- **SHORT PROBLEM**:
Find the lines holding the string "color" in the data, then copy all of them.

- **DATA SHOWN**:

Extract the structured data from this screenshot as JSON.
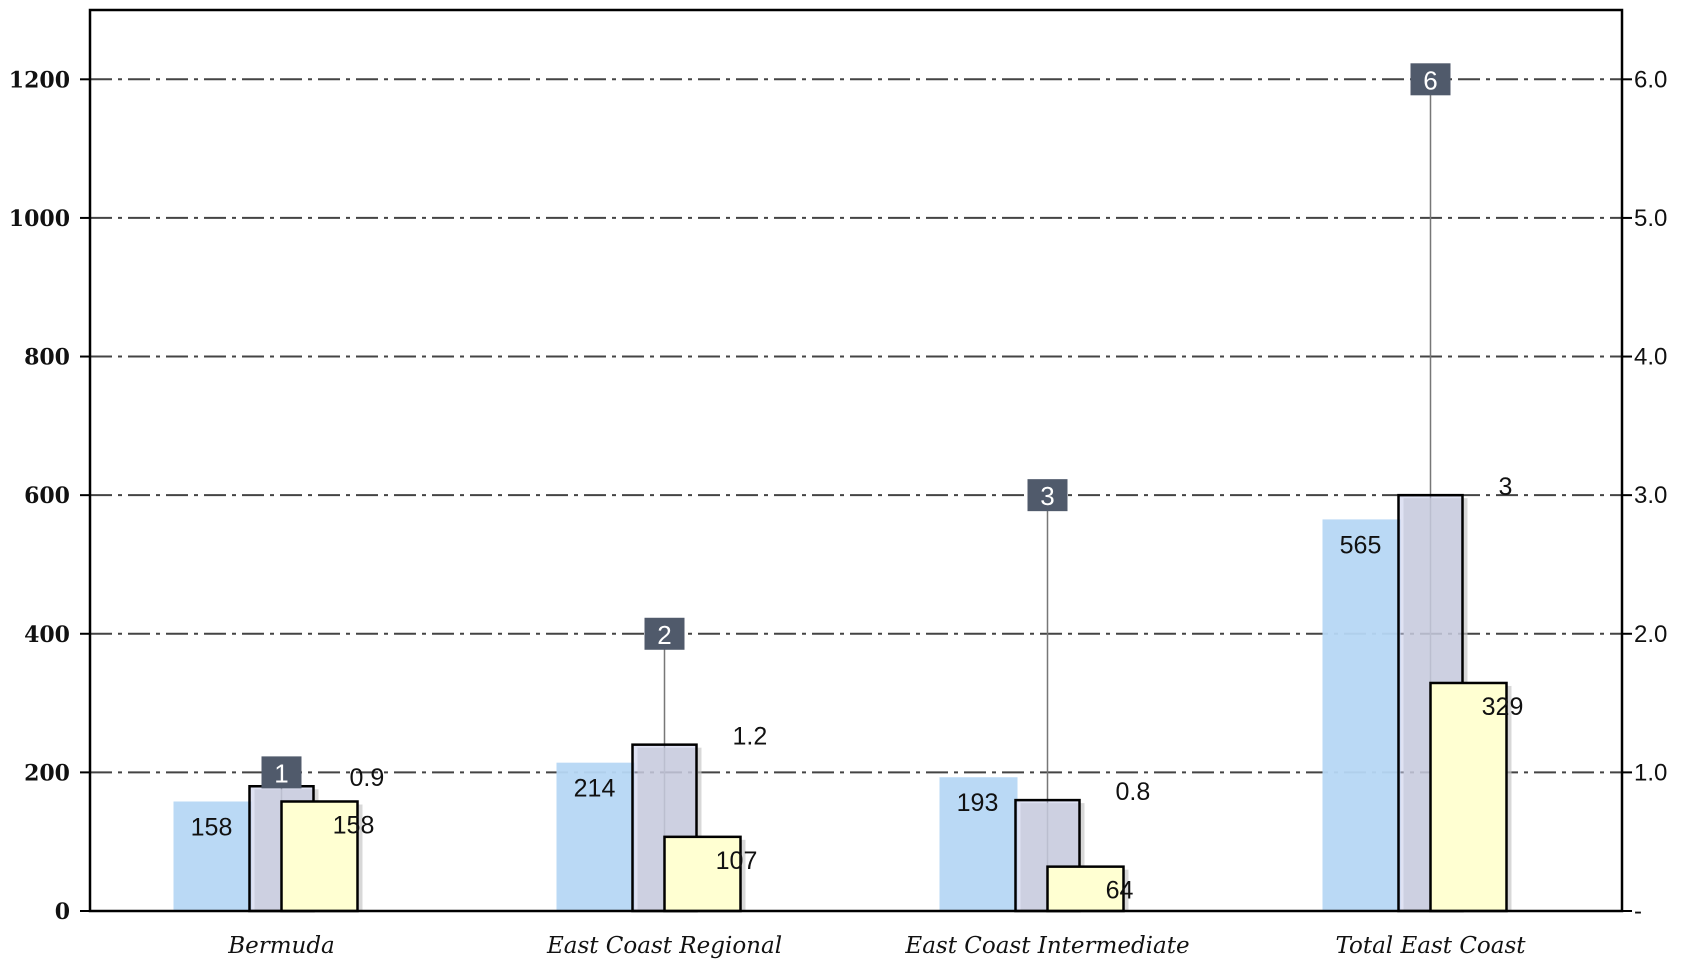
{
  "chart_data": {
    "type": "bar",
    "categories": [
      "Bermuda",
      "East Coast Regional",
      "East Coast Intermediate",
      "Total East Coast"
    ],
    "series": [
      {
        "values": [
          158,
          214,
          193,
          565
        ],
        "axis": "left",
        "color": "#b6d7f4"
      },
      {
        "values": [
          0.9,
          1.2,
          0.8,
          3
        ],
        "axis": "right",
        "color": "#c4cbe9"
      },
      {
        "values": [
          158,
          107,
          64,
          329
        ],
        "axis": "left",
        "color": "#ffffd2"
      },
      {
        "values": [
          1,
          2,
          3,
          6
        ],
        "axis": "left",
        "color": "#505a6b"
      }
    ],
    "labels": {
      "s1": [
        "158",
        "214",
        "193",
        "565"
      ],
      "s2": [
        "0.9",
        "1.2",
        "0.8",
        "3"
      ],
      "s3": [
        "158",
        "107",
        "64",
        "329"
      ],
      "s4": [
        "1",
        "2",
        "3",
        "6"
      ]
    },
    "y_left": {
      "range": [
        0,
        1300
      ],
      "ticks": [
        0,
        200,
        400,
        600,
        800,
        1000,
        1200
      ],
      "tick_labels": [
        "0",
        "200",
        "400",
        "600",
        "800",
        "1000",
        "1200"
      ]
    },
    "y_right": {
      "range": [
        0,
        6.5
      ],
      "ticks": [
        0,
        1,
        2,
        3,
        4,
        5,
        6
      ],
      "tick_labels": [
        "-",
        "1.0",
        "2.0",
        "3.0",
        "4.0",
        "5.0",
        "6.0"
      ]
    },
    "grid": true,
    "grid_style": "dash-dot",
    "legend": "none"
  }
}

- **COMPLETE ANSWER**:
        "color": "#b6d7f4"
        "color": "#c4cbe9"
        "color": "#ffffd2"
        "color": "#505a6b"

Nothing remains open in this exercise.